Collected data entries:

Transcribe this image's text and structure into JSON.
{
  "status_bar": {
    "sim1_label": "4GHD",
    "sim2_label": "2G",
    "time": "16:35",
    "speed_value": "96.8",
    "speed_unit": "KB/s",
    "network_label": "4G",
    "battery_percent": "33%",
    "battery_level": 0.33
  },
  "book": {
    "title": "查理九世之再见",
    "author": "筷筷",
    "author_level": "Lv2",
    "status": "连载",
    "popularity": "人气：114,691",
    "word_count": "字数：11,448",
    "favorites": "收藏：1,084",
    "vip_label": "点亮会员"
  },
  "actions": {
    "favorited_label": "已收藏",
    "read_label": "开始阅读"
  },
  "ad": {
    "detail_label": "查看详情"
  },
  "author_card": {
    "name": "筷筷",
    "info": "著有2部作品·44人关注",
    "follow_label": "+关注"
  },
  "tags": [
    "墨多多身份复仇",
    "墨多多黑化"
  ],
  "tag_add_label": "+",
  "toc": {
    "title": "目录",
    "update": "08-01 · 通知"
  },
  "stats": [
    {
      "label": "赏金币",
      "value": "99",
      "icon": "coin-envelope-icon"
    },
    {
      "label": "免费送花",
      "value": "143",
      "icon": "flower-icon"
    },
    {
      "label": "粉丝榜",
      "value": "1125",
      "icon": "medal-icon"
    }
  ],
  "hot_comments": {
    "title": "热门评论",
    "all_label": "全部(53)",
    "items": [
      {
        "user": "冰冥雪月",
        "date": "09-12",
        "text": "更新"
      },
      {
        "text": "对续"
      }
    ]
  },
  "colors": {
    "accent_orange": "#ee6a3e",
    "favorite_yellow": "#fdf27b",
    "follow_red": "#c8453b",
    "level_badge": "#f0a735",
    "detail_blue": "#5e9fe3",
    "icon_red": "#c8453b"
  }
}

§ **The request**:
Locate all lines in the listing above with the word "text". Copy them.

§ **Answer**:
Transcribe this image's text and structure into JSON.
        "text": "更新"
        "text": "对续"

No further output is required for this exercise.